■ Objective ■
Locate every line below that contains the word "中华人民共和国消防条例" and copy it.

■ Dataset entries ■
►

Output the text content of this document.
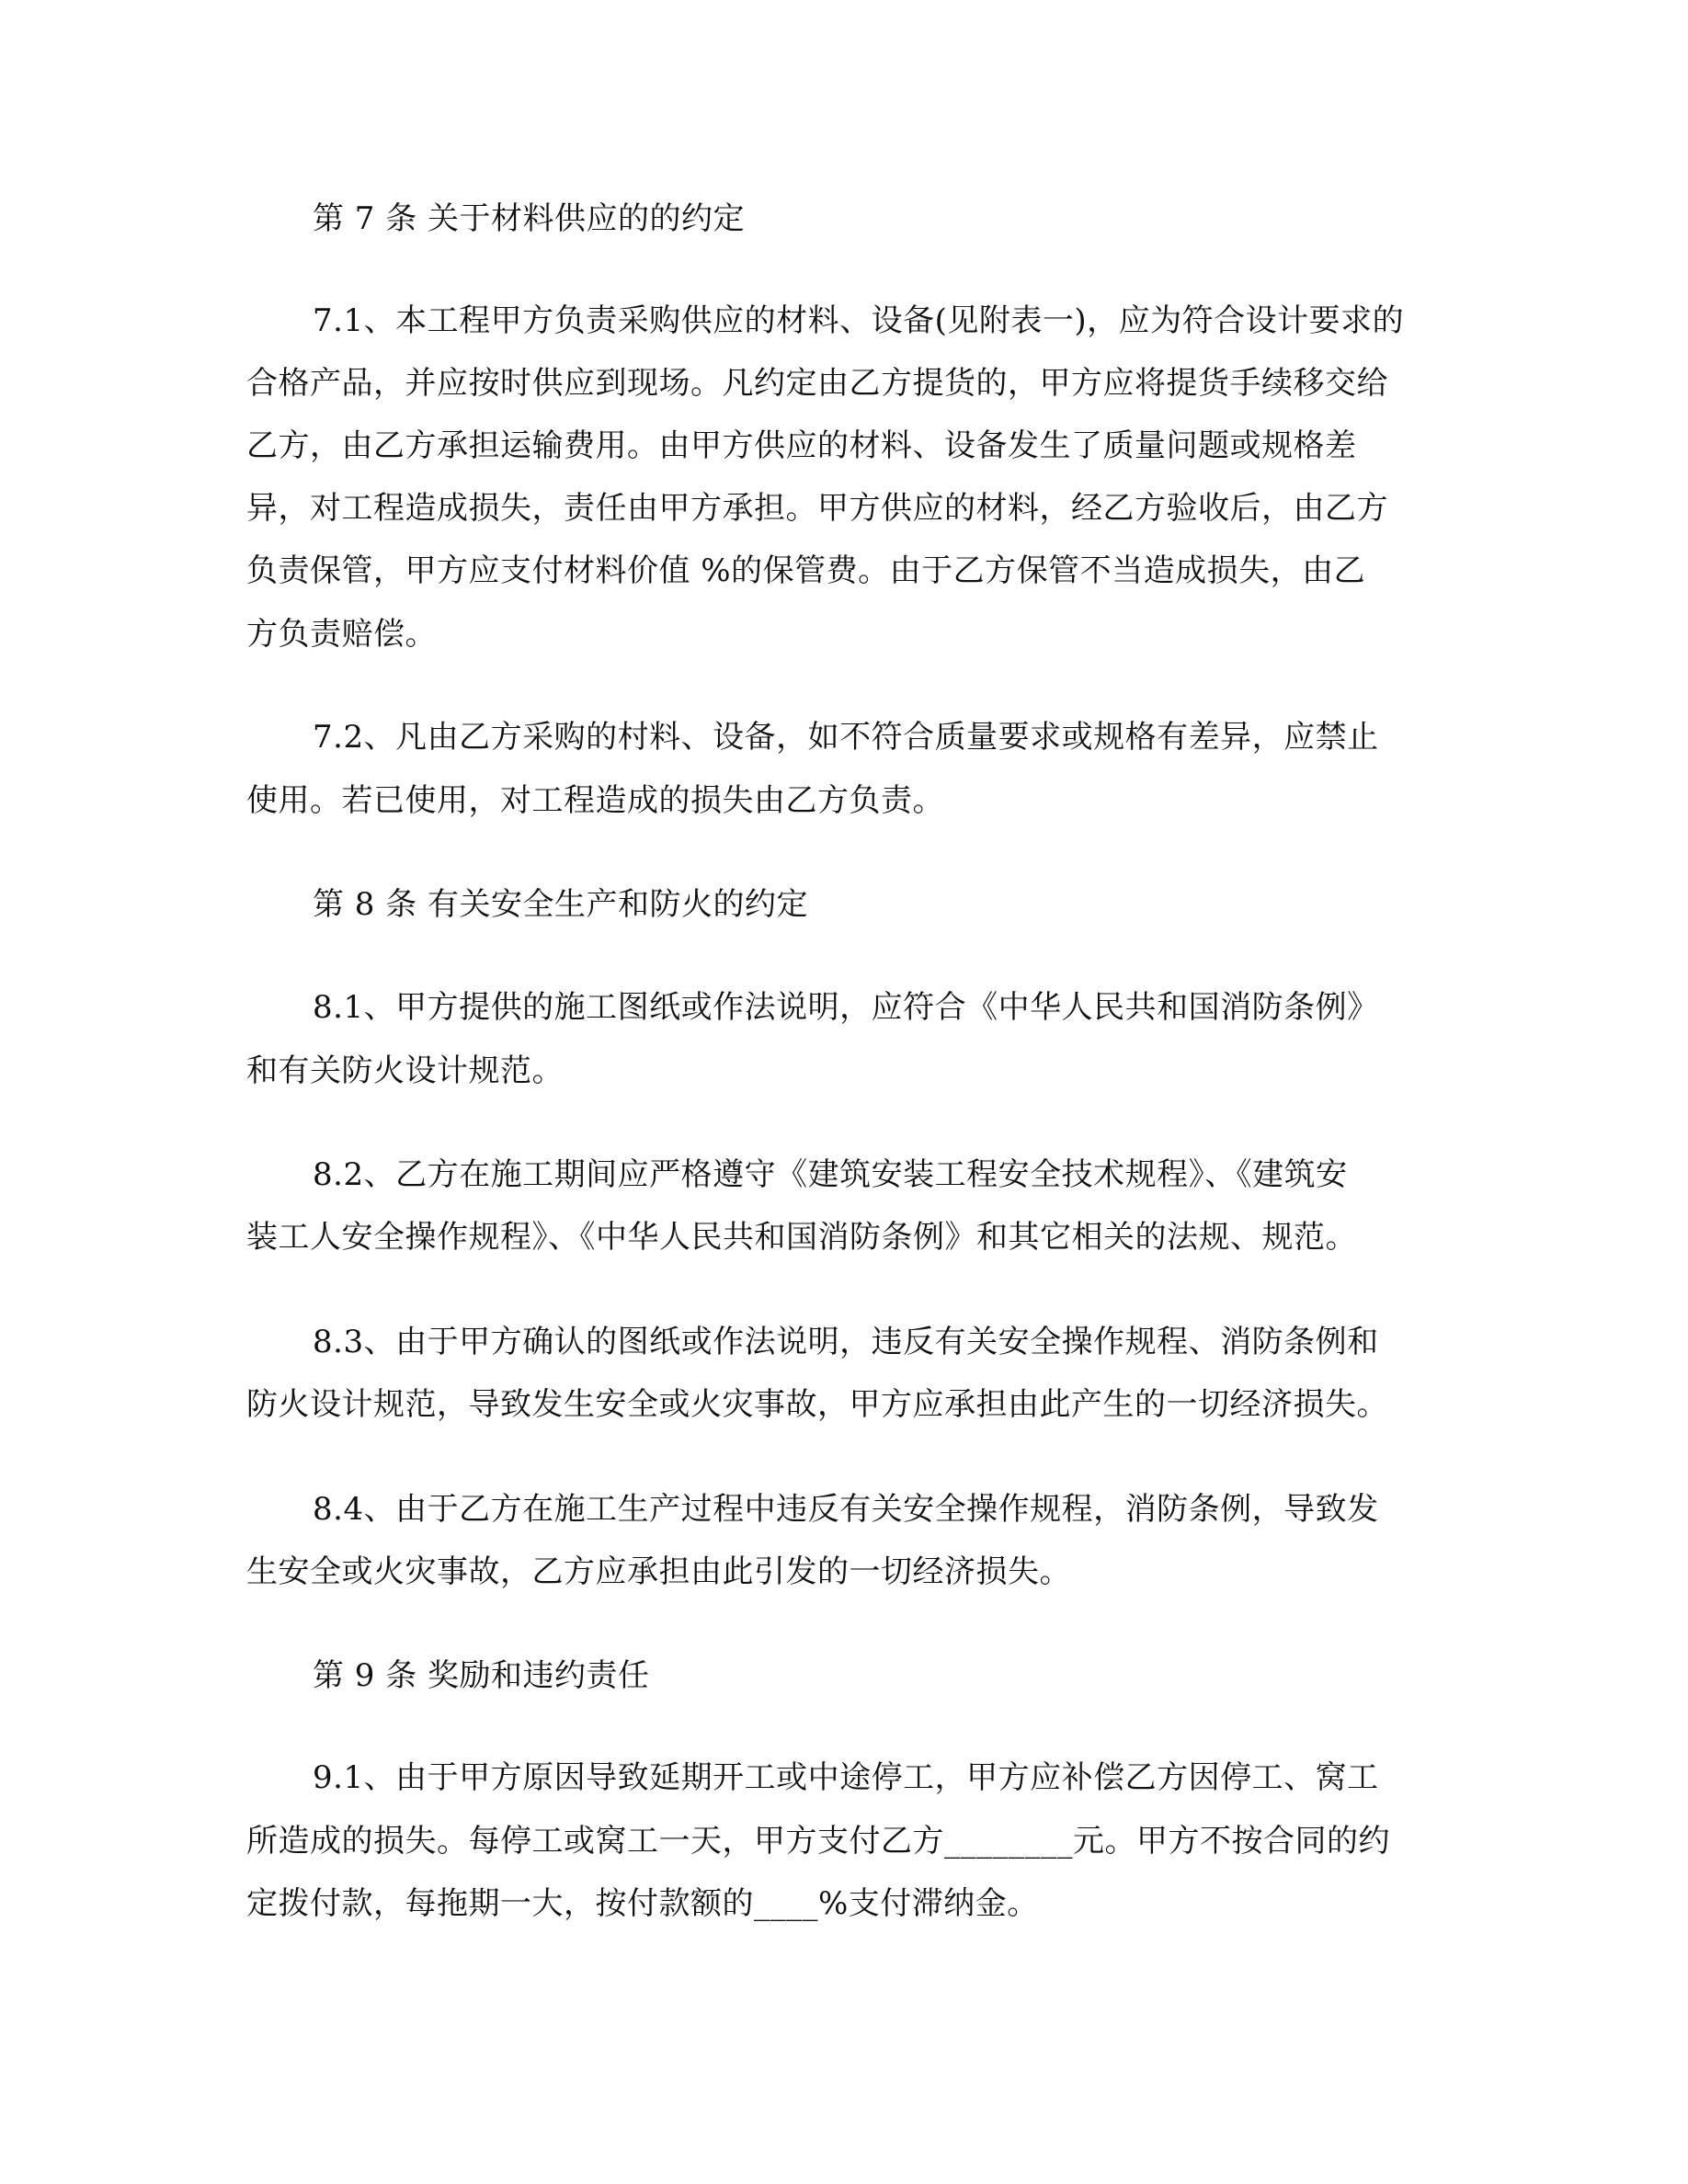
第 7 条 关于材料供应的的约定

7.1、本工程甲方负责采购供应的材料、设备(见附表一)，应为符合设计要求的

合格产品，并应按时供应到现场。凡约定由乙方提货的，甲方应将提货手续移交给

乙方，由乙方承担运输费用。由甲方供应的材料、设备发生了质量问题或规格差

异，对工程造成损失，责任由甲方承担。甲方供应的材料，经乙方验收后，由乙方

负责保管，甲方应支付材料价值 %的保管费。由于乙方保管不当造成损失，由乙

方负责赔偿。

7.2、凡由乙方采购的村料、设备，如不符合质量要求或规格有差异，应禁止

使用。若已使用，对工程造成的损失由乙方负责。

第 8 条 有关安全生产和防火的约定

8.1、甲方提供的施工图纸或作法说明，应符合《中华人民共和国消防条例》

和有关防火设计规范。

8.2、乙方在施工期间应严格遵守《建筑安装工程安全技术规程》、《建筑安

装工人安全操作规程》、《中华人民共和国消防条例》和其它相关的法规、规范。

8.3、由于甲方确认的图纸或作法说明，违反有关安全操作规程、消防条例和

防火设计规范，导致发生安全或火灾事故，甲方应承担由此产生的一切经济损失。

8.4、由于乙方在施工生产过程中违反有关安全操作规程，消防条例，导致发

生安全或火灾事故，乙方应承担由此引发的一切经济损失。

第 9 条 奖励和违约责任

9.1、由于甲方原因导致延期开工或中途停工，甲方应补偿乙方因停工、窝工

所造成的损失。每停工或窝工一天，甲方支付乙方________元。甲方不按合同的约

定拨付款，每拖期一大，按付款额的____%支付滞纳金。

◄

■ Finished answer ■
8.1、甲方提供的施工图纸或作法说明，应符合《中华人民共和国消防条例》
装工人安全操作规程》、《中华人民共和国消防条例》和其它相关的法规、规范。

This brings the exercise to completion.